+++ DATA FOR PROCESSING

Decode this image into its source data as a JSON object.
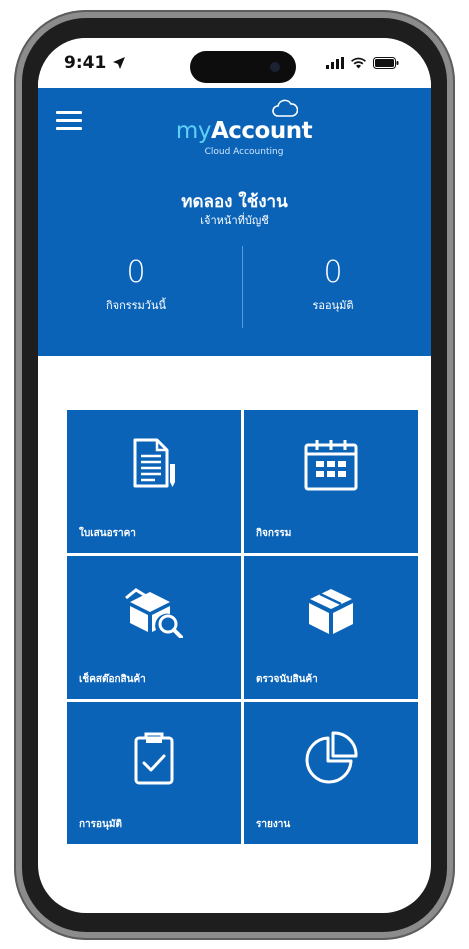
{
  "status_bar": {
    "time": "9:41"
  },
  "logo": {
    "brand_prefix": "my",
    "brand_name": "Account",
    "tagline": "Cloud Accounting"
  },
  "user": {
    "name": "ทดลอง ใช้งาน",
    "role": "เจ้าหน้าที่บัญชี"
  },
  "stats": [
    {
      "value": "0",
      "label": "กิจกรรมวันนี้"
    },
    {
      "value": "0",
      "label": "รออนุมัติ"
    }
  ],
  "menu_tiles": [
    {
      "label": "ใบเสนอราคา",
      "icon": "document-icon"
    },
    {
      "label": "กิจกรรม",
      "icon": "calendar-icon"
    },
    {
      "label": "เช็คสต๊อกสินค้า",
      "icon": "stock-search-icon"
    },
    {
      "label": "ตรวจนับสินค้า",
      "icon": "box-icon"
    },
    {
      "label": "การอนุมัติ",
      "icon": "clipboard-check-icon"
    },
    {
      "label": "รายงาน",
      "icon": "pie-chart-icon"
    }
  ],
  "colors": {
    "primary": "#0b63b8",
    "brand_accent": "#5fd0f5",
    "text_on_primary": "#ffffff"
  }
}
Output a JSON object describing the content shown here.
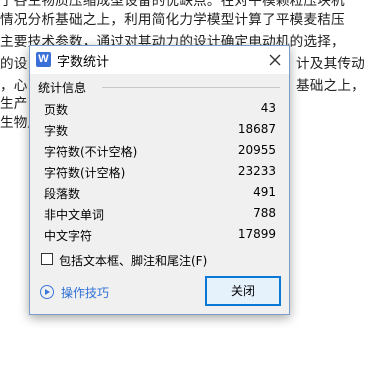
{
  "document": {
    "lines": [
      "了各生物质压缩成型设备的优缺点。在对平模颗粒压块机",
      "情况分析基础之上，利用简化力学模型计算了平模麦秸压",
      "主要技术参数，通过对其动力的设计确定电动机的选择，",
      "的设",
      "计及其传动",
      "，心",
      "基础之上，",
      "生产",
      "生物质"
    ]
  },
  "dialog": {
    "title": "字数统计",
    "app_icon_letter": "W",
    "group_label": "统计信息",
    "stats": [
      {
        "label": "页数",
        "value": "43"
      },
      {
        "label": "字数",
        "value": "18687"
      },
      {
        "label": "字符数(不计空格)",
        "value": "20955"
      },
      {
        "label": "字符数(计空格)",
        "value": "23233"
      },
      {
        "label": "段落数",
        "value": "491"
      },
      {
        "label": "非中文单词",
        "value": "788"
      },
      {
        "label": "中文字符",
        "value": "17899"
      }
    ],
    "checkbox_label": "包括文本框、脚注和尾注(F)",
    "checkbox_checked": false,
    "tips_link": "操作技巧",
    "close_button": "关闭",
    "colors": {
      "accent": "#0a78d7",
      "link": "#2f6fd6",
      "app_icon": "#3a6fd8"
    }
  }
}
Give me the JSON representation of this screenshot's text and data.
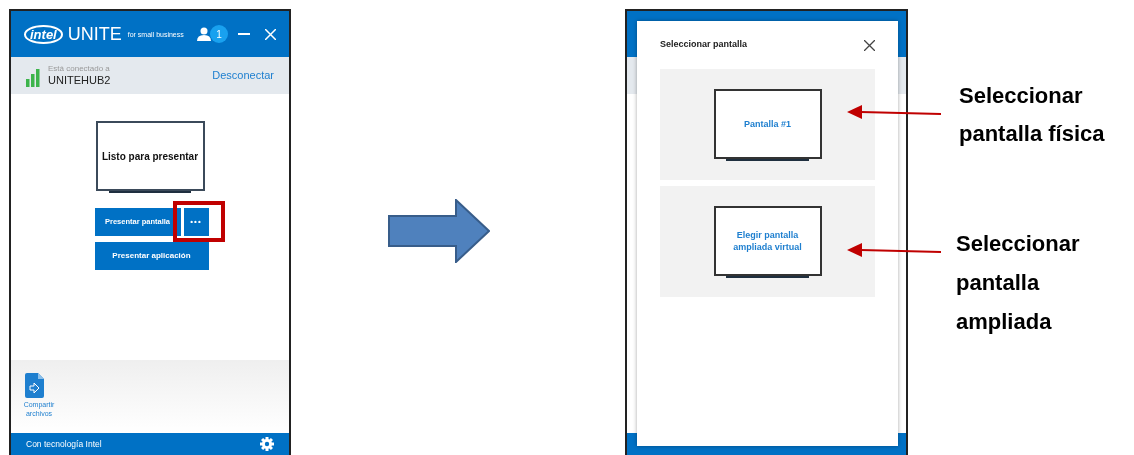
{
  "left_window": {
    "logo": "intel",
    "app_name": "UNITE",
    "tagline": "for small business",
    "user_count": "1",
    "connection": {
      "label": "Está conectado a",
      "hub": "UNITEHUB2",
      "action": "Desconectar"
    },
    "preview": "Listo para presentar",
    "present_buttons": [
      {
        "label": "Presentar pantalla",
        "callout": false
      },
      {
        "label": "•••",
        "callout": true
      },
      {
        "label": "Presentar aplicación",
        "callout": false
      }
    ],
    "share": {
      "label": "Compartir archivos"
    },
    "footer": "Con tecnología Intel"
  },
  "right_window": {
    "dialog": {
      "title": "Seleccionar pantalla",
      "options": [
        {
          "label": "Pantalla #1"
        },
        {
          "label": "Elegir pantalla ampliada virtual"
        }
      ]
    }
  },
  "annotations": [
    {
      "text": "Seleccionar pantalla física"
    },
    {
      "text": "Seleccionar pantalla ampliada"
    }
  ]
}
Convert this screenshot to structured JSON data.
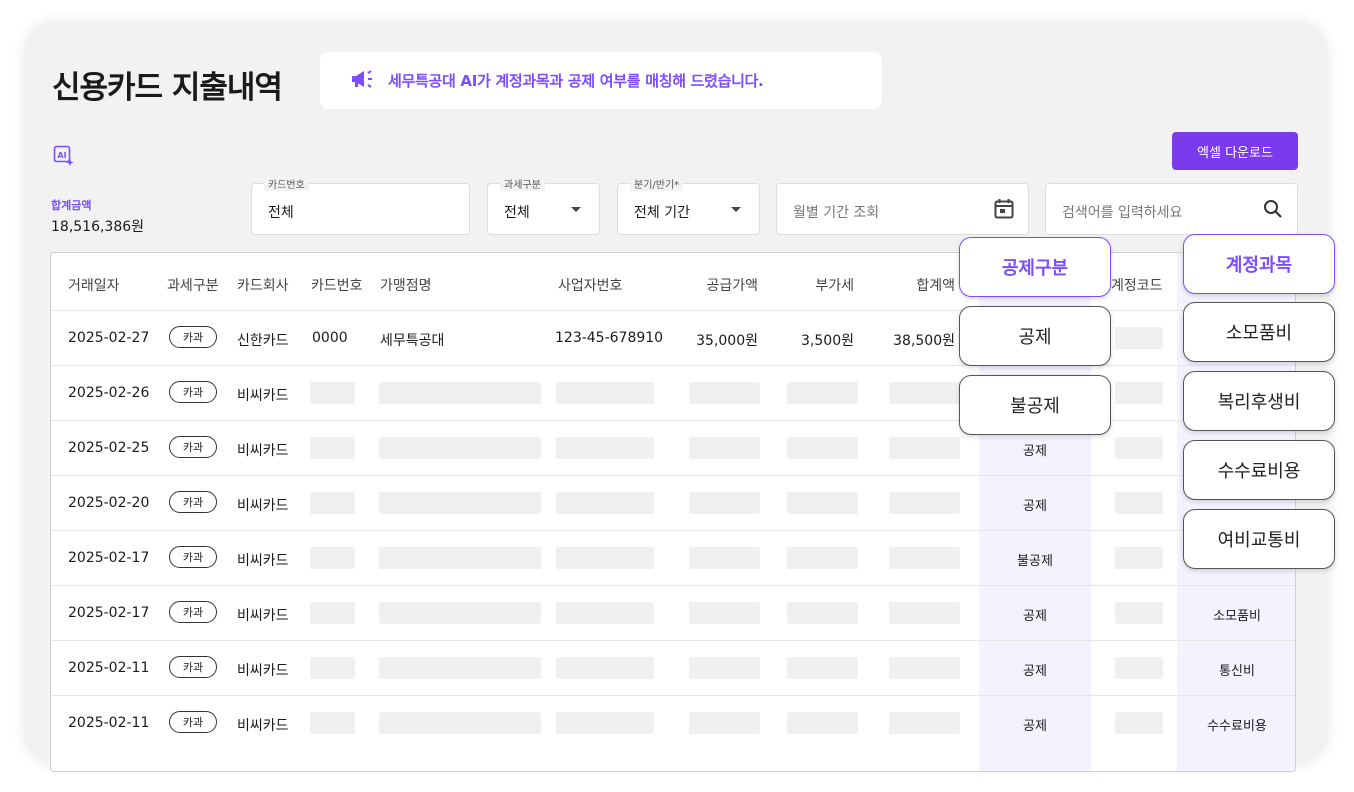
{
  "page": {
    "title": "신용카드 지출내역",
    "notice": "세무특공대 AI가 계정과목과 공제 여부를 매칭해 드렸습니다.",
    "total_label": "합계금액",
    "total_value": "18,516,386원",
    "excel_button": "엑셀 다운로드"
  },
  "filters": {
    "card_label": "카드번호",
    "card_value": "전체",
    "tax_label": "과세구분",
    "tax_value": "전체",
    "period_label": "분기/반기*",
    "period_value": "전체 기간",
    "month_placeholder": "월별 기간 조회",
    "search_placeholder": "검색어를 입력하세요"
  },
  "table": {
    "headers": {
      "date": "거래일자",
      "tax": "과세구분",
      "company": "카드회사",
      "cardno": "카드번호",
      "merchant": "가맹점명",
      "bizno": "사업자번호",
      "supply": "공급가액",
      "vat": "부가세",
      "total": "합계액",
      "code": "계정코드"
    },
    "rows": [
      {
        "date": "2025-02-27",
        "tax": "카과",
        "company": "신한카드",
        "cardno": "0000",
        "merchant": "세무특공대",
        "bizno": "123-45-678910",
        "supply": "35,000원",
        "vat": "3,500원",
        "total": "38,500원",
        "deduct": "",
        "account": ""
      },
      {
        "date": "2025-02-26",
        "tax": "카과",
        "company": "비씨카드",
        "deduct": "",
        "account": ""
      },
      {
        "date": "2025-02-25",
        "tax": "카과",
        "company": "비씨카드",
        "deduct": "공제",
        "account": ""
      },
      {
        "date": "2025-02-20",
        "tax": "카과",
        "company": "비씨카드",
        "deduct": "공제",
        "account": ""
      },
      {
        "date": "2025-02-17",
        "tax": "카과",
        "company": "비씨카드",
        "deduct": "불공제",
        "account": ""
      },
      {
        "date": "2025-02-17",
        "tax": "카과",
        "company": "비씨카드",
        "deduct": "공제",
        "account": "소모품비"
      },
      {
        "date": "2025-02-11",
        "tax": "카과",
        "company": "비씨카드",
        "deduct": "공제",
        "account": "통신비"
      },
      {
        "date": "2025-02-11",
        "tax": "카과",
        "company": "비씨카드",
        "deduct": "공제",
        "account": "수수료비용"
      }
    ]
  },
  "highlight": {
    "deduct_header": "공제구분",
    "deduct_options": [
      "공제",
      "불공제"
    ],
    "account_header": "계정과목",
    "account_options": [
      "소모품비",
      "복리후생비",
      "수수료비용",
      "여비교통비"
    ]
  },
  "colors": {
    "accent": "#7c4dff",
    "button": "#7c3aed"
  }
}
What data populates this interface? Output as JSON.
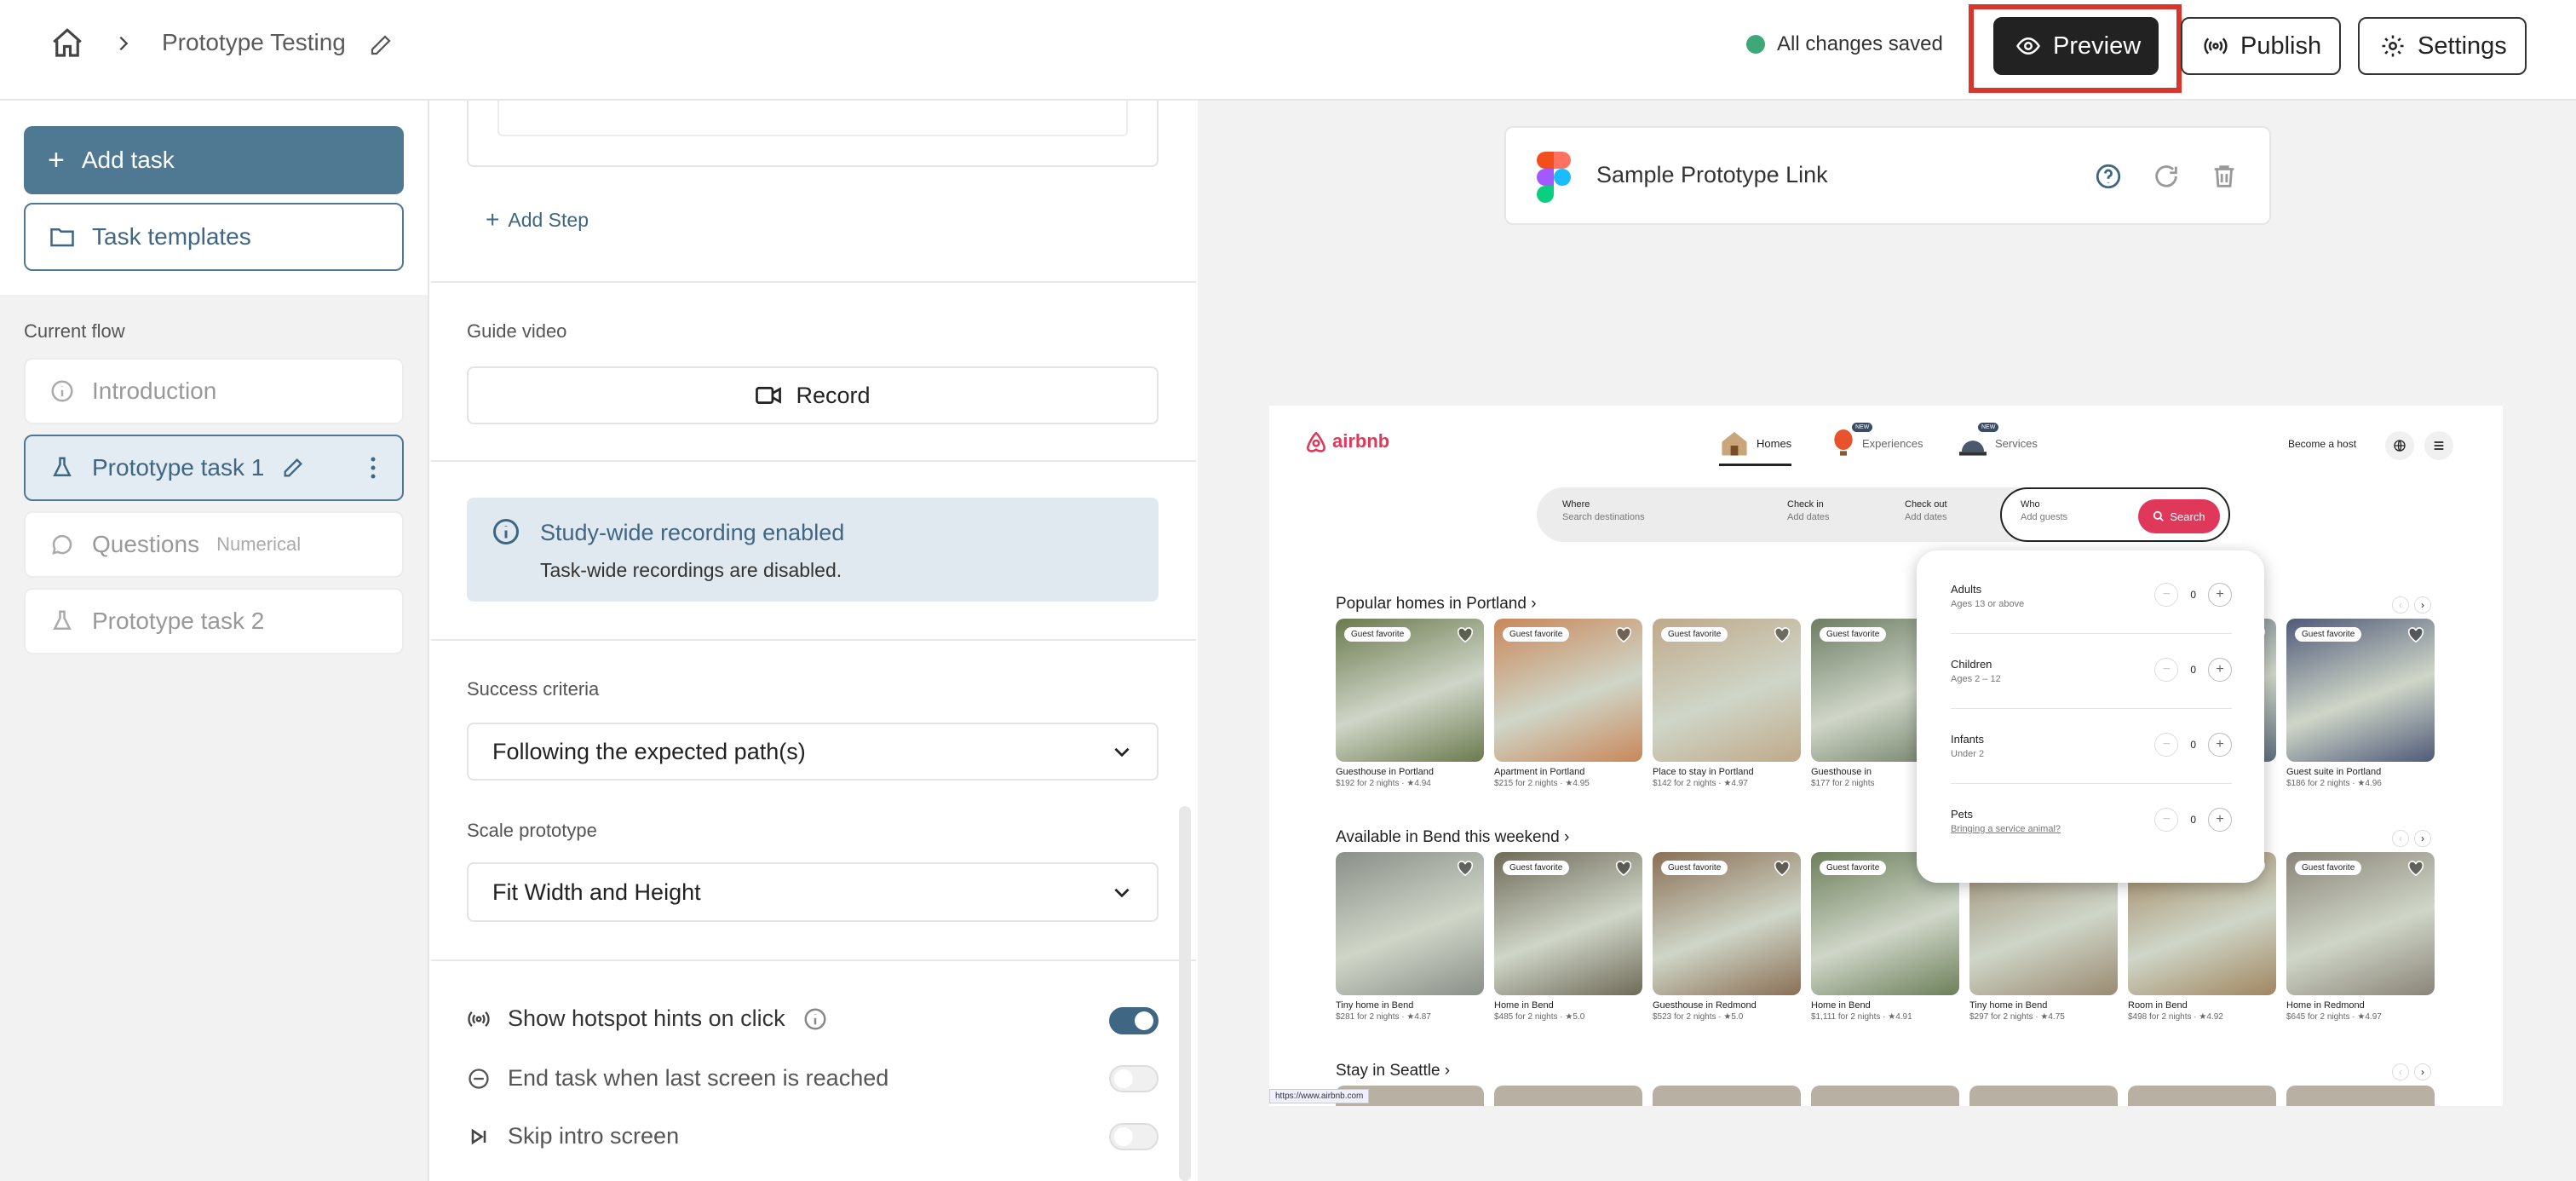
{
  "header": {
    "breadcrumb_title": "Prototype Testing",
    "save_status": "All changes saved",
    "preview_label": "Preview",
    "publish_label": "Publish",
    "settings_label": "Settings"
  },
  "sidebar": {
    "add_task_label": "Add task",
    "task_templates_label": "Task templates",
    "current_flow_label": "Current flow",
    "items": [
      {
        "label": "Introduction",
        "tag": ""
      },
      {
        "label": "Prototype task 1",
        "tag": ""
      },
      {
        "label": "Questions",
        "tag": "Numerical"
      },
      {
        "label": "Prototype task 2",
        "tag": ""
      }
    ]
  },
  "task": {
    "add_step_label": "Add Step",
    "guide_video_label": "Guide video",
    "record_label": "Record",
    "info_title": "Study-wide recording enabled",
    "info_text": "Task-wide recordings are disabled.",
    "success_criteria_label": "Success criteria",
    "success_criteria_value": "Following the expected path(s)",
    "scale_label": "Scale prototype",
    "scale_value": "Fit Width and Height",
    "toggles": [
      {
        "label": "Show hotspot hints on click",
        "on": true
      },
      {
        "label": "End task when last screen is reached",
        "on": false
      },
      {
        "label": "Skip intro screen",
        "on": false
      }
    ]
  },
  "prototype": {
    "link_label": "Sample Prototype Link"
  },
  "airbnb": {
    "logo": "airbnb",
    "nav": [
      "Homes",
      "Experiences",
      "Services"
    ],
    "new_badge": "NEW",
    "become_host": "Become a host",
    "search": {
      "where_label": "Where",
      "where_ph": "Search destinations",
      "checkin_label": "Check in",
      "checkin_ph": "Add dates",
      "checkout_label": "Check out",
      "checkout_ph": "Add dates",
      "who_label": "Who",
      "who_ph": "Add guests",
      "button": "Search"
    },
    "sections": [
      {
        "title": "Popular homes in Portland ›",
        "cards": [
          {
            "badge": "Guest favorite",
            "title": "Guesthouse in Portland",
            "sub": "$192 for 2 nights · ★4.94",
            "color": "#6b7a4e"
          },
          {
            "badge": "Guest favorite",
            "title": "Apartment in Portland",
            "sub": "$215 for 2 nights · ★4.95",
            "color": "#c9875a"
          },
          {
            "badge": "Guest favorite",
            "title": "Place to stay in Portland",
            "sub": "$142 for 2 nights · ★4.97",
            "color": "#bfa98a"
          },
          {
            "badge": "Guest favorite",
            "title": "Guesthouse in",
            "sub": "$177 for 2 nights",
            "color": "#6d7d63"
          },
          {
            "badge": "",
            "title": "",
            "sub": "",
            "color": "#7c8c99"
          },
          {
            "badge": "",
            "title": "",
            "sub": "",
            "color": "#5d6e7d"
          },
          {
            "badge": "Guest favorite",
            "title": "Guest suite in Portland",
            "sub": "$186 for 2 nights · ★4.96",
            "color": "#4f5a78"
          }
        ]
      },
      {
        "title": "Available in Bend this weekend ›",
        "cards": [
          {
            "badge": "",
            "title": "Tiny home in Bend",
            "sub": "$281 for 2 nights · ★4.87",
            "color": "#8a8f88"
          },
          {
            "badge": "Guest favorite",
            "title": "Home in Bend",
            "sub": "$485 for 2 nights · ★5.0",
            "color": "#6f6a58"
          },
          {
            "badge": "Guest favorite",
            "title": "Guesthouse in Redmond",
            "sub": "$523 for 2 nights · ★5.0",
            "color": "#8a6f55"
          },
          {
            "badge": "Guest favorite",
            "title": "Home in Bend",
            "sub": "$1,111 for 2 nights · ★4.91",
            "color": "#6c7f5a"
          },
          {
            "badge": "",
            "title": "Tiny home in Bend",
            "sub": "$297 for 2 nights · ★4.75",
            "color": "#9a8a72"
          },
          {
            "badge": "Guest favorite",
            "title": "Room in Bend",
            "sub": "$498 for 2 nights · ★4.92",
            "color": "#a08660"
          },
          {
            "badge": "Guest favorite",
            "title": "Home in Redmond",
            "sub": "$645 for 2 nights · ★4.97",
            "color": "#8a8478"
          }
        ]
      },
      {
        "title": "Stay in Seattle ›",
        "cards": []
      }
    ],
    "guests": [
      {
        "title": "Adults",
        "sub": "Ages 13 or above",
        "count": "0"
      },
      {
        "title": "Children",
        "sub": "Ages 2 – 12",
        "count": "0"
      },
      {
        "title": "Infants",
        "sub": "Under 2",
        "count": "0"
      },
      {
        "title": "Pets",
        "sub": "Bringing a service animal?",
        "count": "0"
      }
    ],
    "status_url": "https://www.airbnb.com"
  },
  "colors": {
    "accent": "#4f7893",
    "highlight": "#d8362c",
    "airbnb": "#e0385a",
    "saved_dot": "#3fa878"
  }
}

++++++

◆ TASK PROMPT
Which lines in the listing above hold the word "Guesthouse"? Show each of them.

◆ WRITTEN SOLUTION
            "title": "Guesthouse in Portland",
            "title": "Guesthouse in",
            "title": "Guesthouse in Redmond",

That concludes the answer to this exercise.